DATA TO PROCESS start

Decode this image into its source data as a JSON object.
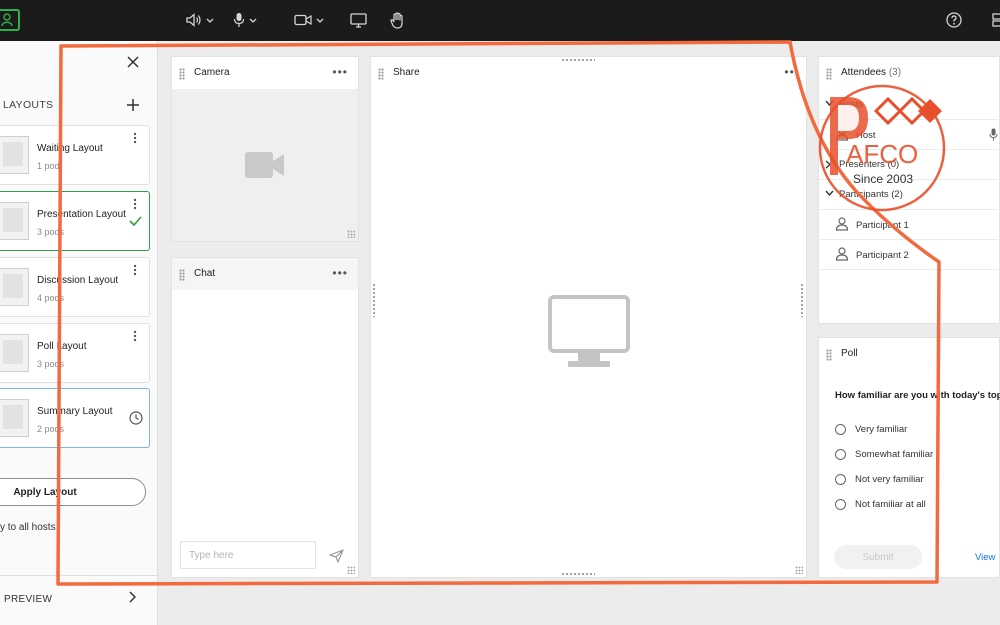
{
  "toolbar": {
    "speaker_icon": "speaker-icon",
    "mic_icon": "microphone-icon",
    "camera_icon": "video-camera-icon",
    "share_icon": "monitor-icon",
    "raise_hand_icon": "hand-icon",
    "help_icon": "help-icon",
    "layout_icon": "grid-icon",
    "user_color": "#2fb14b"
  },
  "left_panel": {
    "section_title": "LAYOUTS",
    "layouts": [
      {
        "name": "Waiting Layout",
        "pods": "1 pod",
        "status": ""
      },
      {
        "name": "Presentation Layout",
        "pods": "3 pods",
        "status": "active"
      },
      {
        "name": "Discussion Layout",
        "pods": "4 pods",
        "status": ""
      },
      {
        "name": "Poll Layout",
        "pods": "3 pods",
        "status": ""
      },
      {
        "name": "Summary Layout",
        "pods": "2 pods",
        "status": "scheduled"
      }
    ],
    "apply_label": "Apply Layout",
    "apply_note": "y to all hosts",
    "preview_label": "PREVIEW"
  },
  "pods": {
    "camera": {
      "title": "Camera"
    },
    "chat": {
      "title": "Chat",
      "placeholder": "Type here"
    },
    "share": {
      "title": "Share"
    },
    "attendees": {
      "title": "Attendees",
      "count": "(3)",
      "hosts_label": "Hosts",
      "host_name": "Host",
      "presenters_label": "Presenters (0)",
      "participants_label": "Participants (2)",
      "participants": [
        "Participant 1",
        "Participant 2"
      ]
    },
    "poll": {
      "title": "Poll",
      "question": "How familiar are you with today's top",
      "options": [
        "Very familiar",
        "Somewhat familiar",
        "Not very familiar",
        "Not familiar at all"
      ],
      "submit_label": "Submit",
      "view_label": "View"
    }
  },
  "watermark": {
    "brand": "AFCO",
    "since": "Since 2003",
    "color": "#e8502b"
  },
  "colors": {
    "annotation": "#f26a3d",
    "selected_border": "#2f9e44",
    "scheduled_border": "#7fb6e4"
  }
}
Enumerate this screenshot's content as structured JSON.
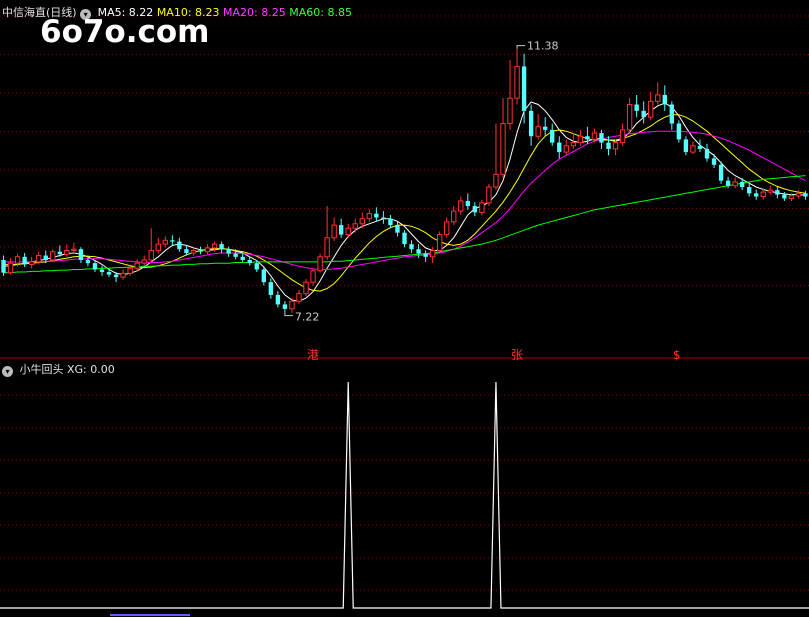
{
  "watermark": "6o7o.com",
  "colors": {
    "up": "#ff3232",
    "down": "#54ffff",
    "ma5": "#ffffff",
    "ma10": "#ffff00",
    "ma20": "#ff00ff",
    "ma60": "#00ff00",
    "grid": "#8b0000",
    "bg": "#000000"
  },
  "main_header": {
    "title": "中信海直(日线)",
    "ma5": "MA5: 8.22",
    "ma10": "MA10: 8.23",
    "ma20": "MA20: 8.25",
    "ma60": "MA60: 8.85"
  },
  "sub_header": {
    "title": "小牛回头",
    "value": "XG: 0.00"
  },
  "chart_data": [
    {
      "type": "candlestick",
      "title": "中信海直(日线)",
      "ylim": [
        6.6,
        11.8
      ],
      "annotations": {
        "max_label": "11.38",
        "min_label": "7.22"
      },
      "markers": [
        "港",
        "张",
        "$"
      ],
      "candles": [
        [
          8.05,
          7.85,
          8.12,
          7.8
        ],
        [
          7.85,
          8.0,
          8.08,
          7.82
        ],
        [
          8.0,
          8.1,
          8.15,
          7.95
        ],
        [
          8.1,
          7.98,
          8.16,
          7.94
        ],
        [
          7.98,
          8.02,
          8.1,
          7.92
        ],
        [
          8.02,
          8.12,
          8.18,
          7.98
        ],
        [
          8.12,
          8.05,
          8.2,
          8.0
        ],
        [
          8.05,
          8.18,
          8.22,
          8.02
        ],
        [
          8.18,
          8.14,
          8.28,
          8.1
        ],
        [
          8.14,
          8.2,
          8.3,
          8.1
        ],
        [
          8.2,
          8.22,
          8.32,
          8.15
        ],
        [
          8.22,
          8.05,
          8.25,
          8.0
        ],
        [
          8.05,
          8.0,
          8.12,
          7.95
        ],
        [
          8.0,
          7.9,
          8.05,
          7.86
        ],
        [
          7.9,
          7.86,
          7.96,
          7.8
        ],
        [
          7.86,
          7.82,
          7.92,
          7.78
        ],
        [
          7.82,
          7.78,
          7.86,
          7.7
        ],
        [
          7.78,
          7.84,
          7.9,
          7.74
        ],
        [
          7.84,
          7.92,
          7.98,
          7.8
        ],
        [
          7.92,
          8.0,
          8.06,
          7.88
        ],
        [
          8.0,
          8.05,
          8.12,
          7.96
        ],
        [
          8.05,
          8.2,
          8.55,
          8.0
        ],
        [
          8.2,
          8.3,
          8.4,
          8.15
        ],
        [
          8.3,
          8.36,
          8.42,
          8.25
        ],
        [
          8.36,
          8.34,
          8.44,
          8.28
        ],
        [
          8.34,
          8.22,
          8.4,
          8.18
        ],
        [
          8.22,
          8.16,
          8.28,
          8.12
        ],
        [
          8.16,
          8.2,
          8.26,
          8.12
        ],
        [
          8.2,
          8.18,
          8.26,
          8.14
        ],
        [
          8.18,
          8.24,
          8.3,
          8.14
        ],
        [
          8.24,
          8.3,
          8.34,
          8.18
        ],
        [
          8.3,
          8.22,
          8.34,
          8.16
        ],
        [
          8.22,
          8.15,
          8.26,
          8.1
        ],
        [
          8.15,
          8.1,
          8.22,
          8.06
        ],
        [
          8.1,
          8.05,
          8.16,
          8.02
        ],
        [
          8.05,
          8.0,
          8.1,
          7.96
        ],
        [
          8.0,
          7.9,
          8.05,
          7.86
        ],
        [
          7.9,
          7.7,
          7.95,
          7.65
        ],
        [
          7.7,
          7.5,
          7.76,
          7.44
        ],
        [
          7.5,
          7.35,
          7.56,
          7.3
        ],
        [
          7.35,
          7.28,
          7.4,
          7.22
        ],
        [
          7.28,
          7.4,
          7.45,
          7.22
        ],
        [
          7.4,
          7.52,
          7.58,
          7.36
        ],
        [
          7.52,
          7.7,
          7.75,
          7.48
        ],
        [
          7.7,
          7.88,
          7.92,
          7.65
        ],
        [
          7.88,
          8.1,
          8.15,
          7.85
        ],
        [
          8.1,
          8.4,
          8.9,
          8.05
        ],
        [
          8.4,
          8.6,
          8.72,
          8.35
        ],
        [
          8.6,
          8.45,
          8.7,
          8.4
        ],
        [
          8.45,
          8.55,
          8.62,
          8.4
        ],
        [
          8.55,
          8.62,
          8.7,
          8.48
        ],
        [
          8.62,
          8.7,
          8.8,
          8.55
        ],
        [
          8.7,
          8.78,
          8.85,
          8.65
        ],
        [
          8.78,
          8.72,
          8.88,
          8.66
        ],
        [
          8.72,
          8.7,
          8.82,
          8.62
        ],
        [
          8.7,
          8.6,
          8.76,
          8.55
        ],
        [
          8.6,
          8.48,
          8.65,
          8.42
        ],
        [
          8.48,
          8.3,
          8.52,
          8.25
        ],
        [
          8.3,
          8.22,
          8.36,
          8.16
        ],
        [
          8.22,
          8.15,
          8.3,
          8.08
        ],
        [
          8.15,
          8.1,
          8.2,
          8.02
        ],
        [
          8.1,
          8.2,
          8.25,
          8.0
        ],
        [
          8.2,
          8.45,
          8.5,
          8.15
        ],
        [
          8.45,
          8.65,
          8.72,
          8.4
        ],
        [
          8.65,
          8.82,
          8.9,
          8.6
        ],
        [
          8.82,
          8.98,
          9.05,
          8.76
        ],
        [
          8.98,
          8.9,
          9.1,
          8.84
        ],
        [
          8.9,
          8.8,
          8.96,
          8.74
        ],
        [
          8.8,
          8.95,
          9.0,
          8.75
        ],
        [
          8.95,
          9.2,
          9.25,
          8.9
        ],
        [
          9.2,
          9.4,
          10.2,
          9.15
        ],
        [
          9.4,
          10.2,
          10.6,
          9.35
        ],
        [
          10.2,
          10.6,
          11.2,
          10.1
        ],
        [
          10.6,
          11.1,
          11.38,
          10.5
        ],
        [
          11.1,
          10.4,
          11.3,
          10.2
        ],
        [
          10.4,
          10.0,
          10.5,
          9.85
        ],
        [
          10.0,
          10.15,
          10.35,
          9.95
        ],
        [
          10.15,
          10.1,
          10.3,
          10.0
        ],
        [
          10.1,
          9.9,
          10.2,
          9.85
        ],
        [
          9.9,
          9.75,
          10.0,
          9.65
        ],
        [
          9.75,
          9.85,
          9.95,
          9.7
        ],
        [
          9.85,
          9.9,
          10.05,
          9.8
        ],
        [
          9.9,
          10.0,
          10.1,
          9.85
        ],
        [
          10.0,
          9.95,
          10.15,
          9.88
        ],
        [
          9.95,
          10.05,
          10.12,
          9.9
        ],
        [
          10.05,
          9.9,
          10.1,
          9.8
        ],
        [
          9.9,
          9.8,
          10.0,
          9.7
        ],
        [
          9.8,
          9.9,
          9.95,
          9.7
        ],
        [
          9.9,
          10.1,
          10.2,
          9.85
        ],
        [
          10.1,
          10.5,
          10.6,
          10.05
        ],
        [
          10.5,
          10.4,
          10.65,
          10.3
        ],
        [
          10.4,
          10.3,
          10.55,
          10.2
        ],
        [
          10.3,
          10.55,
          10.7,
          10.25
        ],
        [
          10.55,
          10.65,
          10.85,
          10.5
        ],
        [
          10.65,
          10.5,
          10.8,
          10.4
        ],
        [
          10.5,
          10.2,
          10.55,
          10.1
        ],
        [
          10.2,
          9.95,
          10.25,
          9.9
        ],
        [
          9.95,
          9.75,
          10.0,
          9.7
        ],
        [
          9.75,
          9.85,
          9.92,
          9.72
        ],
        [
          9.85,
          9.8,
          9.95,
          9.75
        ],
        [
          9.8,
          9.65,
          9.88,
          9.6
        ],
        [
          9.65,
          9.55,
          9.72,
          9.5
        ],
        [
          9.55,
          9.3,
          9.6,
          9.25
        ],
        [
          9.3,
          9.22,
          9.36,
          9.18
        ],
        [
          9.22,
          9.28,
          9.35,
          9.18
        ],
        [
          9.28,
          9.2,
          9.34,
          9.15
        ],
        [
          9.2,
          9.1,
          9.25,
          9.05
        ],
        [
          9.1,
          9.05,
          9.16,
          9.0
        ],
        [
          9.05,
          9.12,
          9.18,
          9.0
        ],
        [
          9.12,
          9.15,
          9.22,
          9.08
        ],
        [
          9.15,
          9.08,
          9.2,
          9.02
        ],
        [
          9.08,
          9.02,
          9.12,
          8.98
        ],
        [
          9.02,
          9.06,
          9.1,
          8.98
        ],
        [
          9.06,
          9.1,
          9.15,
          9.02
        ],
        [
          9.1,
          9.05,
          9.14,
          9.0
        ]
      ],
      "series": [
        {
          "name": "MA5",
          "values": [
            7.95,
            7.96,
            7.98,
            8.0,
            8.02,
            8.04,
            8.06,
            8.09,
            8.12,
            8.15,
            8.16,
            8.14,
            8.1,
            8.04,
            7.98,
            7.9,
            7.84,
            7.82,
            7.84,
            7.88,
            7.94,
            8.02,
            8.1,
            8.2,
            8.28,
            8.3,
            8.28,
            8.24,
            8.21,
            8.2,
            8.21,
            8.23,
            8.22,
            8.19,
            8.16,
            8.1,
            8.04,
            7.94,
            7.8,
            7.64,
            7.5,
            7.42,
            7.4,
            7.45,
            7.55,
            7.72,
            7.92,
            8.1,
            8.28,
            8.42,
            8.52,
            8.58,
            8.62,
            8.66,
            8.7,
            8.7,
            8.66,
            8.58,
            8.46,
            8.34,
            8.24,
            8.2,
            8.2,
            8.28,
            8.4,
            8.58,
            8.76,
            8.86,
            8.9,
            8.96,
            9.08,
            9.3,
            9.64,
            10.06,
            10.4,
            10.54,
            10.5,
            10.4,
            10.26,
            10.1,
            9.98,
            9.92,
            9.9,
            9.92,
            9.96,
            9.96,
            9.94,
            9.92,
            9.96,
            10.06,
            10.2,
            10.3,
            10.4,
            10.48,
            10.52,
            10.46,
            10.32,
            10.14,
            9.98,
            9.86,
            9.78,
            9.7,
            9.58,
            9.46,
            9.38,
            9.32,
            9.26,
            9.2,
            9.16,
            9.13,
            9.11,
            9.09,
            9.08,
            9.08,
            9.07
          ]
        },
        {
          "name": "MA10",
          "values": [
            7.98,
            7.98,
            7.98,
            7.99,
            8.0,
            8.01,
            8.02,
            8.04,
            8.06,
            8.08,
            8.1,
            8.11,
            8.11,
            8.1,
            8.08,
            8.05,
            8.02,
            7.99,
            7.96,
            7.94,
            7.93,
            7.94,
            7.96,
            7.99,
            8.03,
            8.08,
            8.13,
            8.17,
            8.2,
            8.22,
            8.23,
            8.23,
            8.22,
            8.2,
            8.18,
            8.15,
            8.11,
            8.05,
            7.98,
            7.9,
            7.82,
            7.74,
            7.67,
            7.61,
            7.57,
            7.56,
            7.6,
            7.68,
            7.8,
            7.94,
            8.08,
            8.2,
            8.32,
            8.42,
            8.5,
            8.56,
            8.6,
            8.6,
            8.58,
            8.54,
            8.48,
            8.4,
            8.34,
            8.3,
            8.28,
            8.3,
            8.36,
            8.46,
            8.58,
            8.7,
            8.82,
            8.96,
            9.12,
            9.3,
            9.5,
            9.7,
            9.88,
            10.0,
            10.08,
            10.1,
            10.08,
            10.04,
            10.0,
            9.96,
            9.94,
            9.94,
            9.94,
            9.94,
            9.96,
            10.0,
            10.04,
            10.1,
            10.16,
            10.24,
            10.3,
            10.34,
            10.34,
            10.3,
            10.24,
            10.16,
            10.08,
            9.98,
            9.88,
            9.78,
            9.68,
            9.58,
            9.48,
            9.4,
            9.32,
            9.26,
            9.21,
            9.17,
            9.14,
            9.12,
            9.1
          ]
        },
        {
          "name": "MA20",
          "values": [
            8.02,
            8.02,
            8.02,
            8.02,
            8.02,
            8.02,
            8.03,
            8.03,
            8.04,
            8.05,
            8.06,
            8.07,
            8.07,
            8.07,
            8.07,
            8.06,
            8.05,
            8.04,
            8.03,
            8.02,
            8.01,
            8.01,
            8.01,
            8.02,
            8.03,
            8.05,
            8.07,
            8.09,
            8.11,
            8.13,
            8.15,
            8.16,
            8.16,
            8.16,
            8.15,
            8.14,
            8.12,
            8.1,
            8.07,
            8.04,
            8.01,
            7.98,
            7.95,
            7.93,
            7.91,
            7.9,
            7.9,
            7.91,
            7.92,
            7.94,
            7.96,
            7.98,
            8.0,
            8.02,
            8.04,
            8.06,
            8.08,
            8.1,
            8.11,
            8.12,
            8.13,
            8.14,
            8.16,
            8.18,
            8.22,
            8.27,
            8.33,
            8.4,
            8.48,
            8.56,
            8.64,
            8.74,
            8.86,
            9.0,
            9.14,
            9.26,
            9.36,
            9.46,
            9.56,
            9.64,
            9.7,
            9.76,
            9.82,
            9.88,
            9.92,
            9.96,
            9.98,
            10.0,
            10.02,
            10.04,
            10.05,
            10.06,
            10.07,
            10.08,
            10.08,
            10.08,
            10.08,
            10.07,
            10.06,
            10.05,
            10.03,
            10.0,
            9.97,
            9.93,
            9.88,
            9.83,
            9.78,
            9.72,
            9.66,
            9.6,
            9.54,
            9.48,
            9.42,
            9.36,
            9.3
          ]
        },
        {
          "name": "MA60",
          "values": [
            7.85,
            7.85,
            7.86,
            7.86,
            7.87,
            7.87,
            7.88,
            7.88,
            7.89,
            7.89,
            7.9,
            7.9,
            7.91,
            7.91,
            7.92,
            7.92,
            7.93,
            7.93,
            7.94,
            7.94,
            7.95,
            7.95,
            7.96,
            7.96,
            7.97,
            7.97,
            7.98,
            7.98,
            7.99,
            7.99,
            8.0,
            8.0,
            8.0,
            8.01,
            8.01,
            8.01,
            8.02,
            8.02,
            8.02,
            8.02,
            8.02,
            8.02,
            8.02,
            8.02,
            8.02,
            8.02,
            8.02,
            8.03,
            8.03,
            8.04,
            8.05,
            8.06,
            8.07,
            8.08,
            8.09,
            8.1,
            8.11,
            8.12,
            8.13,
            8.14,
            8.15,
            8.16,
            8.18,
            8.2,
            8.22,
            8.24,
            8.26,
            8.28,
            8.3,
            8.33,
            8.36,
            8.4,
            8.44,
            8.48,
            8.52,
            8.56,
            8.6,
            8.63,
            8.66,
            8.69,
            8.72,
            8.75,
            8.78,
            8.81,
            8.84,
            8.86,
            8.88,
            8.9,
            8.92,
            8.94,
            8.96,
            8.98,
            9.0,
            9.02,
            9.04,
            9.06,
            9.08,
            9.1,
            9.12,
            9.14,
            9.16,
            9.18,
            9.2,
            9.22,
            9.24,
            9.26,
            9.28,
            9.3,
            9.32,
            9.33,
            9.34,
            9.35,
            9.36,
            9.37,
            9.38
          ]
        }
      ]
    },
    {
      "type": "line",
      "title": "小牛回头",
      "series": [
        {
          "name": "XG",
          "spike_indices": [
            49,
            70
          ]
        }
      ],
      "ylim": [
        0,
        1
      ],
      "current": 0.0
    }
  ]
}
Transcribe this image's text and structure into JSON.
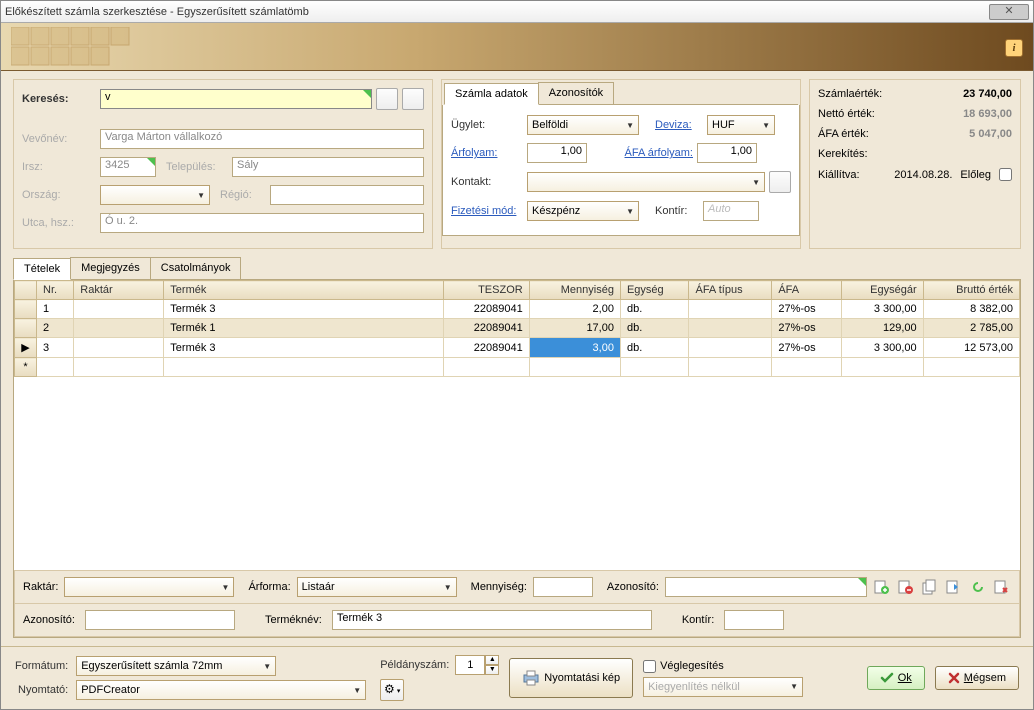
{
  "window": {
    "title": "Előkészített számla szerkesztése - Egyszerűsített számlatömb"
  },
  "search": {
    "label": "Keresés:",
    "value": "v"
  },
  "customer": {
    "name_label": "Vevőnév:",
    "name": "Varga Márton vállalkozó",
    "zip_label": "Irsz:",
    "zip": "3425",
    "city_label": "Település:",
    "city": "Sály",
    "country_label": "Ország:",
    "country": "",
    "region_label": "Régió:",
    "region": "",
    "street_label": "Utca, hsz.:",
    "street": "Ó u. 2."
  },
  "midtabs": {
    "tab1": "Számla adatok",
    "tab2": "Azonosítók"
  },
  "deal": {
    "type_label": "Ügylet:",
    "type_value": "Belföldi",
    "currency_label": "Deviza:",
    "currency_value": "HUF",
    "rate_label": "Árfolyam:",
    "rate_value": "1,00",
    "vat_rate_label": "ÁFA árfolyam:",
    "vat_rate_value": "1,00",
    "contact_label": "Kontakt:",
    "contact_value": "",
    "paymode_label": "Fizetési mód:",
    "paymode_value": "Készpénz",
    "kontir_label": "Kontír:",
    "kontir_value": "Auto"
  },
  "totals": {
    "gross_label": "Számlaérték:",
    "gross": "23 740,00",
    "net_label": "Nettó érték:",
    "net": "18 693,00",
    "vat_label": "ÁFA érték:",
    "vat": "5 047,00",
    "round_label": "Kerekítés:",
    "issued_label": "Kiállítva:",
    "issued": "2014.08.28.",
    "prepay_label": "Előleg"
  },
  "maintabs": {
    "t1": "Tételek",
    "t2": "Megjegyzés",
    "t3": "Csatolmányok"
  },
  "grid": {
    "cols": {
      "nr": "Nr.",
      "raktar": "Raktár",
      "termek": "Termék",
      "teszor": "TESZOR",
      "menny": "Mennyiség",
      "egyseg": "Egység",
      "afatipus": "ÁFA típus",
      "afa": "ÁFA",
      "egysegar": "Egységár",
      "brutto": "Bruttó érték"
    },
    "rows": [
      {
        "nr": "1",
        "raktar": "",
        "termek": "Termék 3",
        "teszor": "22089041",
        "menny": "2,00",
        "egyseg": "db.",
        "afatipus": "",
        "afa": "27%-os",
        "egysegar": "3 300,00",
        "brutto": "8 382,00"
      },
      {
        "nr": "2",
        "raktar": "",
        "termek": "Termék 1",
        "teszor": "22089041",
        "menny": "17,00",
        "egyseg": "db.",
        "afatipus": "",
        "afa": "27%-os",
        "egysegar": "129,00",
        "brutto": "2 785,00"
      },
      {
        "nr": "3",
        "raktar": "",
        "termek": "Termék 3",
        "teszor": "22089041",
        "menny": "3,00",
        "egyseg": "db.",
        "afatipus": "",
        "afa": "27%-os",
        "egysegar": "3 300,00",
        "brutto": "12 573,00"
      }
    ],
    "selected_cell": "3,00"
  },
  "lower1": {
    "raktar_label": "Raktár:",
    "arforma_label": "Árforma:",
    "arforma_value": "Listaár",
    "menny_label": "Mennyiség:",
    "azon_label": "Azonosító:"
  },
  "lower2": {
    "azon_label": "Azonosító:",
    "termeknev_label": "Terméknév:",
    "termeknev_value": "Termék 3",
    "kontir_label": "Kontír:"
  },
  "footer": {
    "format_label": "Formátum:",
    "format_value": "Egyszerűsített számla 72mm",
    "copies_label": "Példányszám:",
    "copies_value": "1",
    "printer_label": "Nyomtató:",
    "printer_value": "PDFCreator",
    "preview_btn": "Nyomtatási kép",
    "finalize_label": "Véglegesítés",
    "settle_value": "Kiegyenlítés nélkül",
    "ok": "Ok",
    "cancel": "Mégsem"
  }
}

DATA TO PROCESS end

OBJECTIVE: Identify each line containing the string "icon" and copy it out.

REPLY:
    "speaker_icon": "speaker-icon",
    "mic_icon": "microphone-icon",
    "camera_icon": "video-camera-icon",
    "share_icon": "monitor-icon",
    "raise_hand_icon": "hand-icon",
    "help_icon": "help-icon",
    "layout_icon": "grid-icon",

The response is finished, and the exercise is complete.